• Objective: Set down the data below without change, skipping the pictures it holds.
## START
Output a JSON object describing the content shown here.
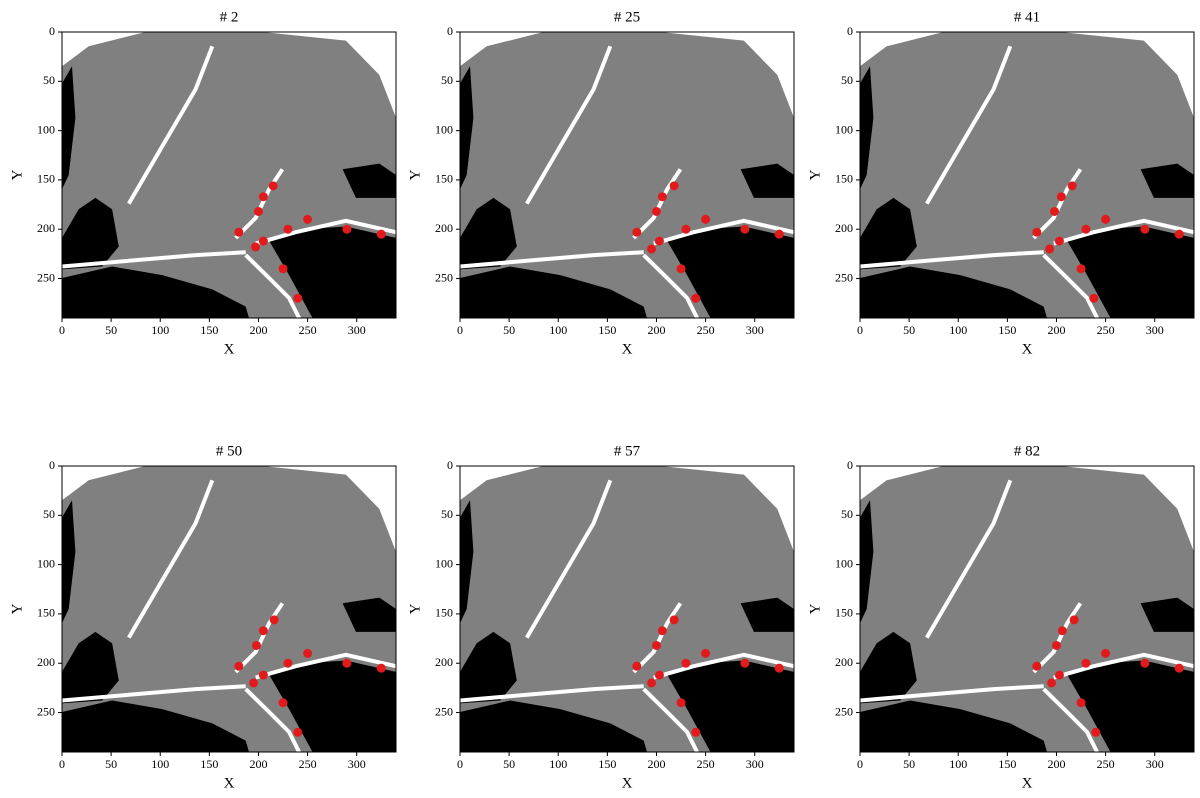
{
  "chart_data": [
    {
      "type": "scatter",
      "title": "# 2",
      "xlabel": "X",
      "ylabel": "Y",
      "xlim": [
        0,
        340
      ],
      "ylim": [
        290,
        0
      ],
      "xticks": [
        0,
        50,
        100,
        150,
        200,
        250,
        300
      ],
      "yticks": [
        0,
        50,
        100,
        150,
        200,
        250
      ],
      "color": "#e31a1c",
      "x": [
        180,
        200,
        205,
        215,
        197,
        205,
        230,
        250,
        290,
        325,
        225,
        240
      ],
      "values": [
        203,
        182,
        167,
        156,
        218,
        212,
        200,
        190,
        200,
        205,
        240,
        270
      ]
    },
    {
      "type": "scatter",
      "title": "# 25",
      "xlabel": "X",
      "ylabel": "Y",
      "xlim": [
        0,
        340
      ],
      "ylim": [
        290,
        0
      ],
      "xticks": [
        0,
        50,
        100,
        150,
        200,
        250,
        300
      ],
      "yticks": [
        0,
        50,
        100,
        150,
        200,
        250
      ],
      "color": "#e31a1c",
      "x": [
        180,
        200,
        206,
        218,
        195,
        203,
        230,
        250,
        290,
        325,
        225,
        240
      ],
      "values": [
        203,
        182,
        167,
        156,
        220,
        212,
        200,
        190,
        200,
        205,
        240,
        270
      ]
    },
    {
      "type": "scatter",
      "title": "# 41",
      "xlabel": "X",
      "ylabel": "Y",
      "xlim": [
        0,
        340
      ],
      "ylim": [
        290,
        0
      ],
      "xticks": [
        0,
        50,
        100,
        150,
        200,
        250,
        300
      ],
      "yticks": [
        0,
        50,
        100,
        150,
        200,
        250
      ],
      "color": "#e31a1c",
      "x": [
        180,
        198,
        205,
        216,
        193,
        203,
        230,
        250,
        290,
        325,
        225,
        238
      ],
      "values": [
        203,
        182,
        167,
        156,
        220,
        212,
        200,
        190,
        200,
        205,
        240,
        270
      ]
    },
    {
      "type": "scatter",
      "title": "# 50",
      "xlabel": "X",
      "ylabel": "Y",
      "xlim": [
        0,
        340
      ],
      "ylim": [
        290,
        0
      ],
      "xticks": [
        0,
        50,
        100,
        150,
        200,
        250,
        300
      ],
      "yticks": [
        0,
        50,
        100,
        150,
        200,
        250
      ],
      "color": "#e31a1c",
      "x": [
        180,
        198,
        205,
        216,
        195,
        205,
        230,
        250,
        290,
        325,
        225,
        240
      ],
      "values": [
        203,
        182,
        167,
        156,
        220,
        212,
        200,
        190,
        200,
        205,
        240,
        270
      ]
    },
    {
      "type": "scatter",
      "title": "# 57",
      "xlabel": "X",
      "ylabel": "Y",
      "xlim": [
        0,
        340
      ],
      "ylim": [
        290,
        0
      ],
      "xticks": [
        0,
        50,
        100,
        150,
        200,
        250,
        300
      ],
      "yticks": [
        0,
        50,
        100,
        150,
        200,
        250
      ],
      "color": "#e31a1c",
      "x": [
        180,
        200,
        206,
        218,
        195,
        203,
        230,
        250,
        290,
        325,
        225,
        240
      ],
      "values": [
        203,
        182,
        167,
        156,
        220,
        212,
        200,
        190,
        200,
        205,
        240,
        270
      ]
    },
    {
      "type": "scatter",
      "title": "# 82",
      "xlabel": "X",
      "ylabel": "Y",
      "xlim": [
        0,
        340
      ],
      "ylim": [
        290,
        0
      ],
      "xticks": [
        0,
        50,
        100,
        150,
        200,
        250,
        300
      ],
      "yticks": [
        0,
        50,
        100,
        150,
        200,
        250
      ],
      "color": "#e31a1c",
      "x": [
        180,
        200,
        206,
        218,
        195,
        203,
        230,
        250,
        290,
        325,
        225,
        240
      ],
      "values": [
        203,
        182,
        167,
        156,
        220,
        212,
        200,
        190,
        200,
        205,
        240,
        270
      ]
    }
  ]
}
## END
• Response to the exercise:
Output a JSON object describing the content shown here.
{
  "chart_data": [
    {
      "type": "scatter",
      "title": "# 2",
      "xlabel": "X",
      "ylabel": "Y",
      "xlim": [
        0,
        340
      ],
      "ylim": [
        290,
        0
      ],
      "xticks": [
        0,
        50,
        100,
        150,
        200,
        250,
        300
      ],
      "yticks": [
        0,
        50,
        100,
        150,
        200,
        250
      ],
      "color": "#e31a1c",
      "x": [
        180,
        200,
        205,
        215,
        197,
        205,
        230,
        250,
        290,
        325,
        225,
        240
      ],
      "values": [
        203,
        182,
        167,
        156,
        218,
        212,
        200,
        190,
        200,
        205,
        240,
        270
      ]
    },
    {
      "type": "scatter",
      "title": "# 25",
      "xlabel": "X",
      "ylabel": "Y",
      "xlim": [
        0,
        340
      ],
      "ylim": [
        290,
        0
      ],
      "xticks": [
        0,
        50,
        100,
        150,
        200,
        250,
        300
      ],
      "yticks": [
        0,
        50,
        100,
        150,
        200,
        250
      ],
      "color": "#e31a1c",
      "x": [
        180,
        200,
        206,
        218,
        195,
        203,
        230,
        250,
        290,
        325,
        225,
        240
      ],
      "values": [
        203,
        182,
        167,
        156,
        220,
        212,
        200,
        190,
        200,
        205,
        240,
        270
      ]
    },
    {
      "type": "scatter",
      "title": "# 41",
      "xlabel": "X",
      "ylabel": "Y",
      "xlim": [
        0,
        340
      ],
      "ylim": [
        290,
        0
      ],
      "xticks": [
        0,
        50,
        100,
        150,
        200,
        250,
        300
      ],
      "yticks": [
        0,
        50,
        100,
        150,
        200,
        250
      ],
      "color": "#e31a1c",
      "x": [
        180,
        198,
        205,
        216,
        193,
        203,
        230,
        250,
        290,
        325,
        225,
        238
      ],
      "values": [
        203,
        182,
        167,
        156,
        220,
        212,
        200,
        190,
        200,
        205,
        240,
        270
      ]
    },
    {
      "type": "scatter",
      "title": "# 50",
      "xlabel": "X",
      "ylabel": "Y",
      "xlim": [
        0,
        340
      ],
      "ylim": [
        290,
        0
      ],
      "xticks": [
        0,
        50,
        100,
        150,
        200,
        250,
        300
      ],
      "yticks": [
        0,
        50,
        100,
        150,
        200,
        250
      ],
      "color": "#e31a1c",
      "x": [
        180,
        198,
        205,
        216,
        195,
        205,
        230,
        250,
        290,
        325,
        225,
        240
      ],
      "values": [
        203,
        182,
        167,
        156,
        220,
        212,
        200,
        190,
        200,
        205,
        240,
        270
      ]
    },
    {
      "type": "scatter",
      "title": "# 57",
      "xlabel": "X",
      "ylabel": "Y",
      "xlim": [
        0,
        340
      ],
      "ylim": [
        290,
        0
      ],
      "xticks": [
        0,
        50,
        100,
        150,
        200,
        250,
        300
      ],
      "yticks": [
        0,
        50,
        100,
        150,
        200,
        250
      ],
      "color": "#e31a1c",
      "x": [
        180,
        200,
        206,
        218,
        195,
        203,
        230,
        250,
        290,
        325,
        225,
        240
      ],
      "values": [
        203,
        182,
        167,
        156,
        220,
        212,
        200,
        190,
        200,
        205,
        240,
        270
      ]
    },
    {
      "type": "scatter",
      "title": "# 82",
      "xlabel": "X",
      "ylabel": "Y",
      "xlim": [
        0,
        340
      ],
      "ylim": [
        290,
        0
      ],
      "xticks": [
        0,
        50,
        100,
        150,
        200,
        250,
        300
      ],
      "yticks": [
        0,
        50,
        100,
        150,
        200,
        250
      ],
      "color": "#e31a1c",
      "x": [
        180,
        200,
        206,
        218,
        195,
        203,
        230,
        250,
        290,
        325,
        225,
        240
      ],
      "values": [
        203,
        182,
        167,
        156,
        220,
        212,
        200,
        190,
        200,
        205,
        240,
        270
      ]
    }
  ]
}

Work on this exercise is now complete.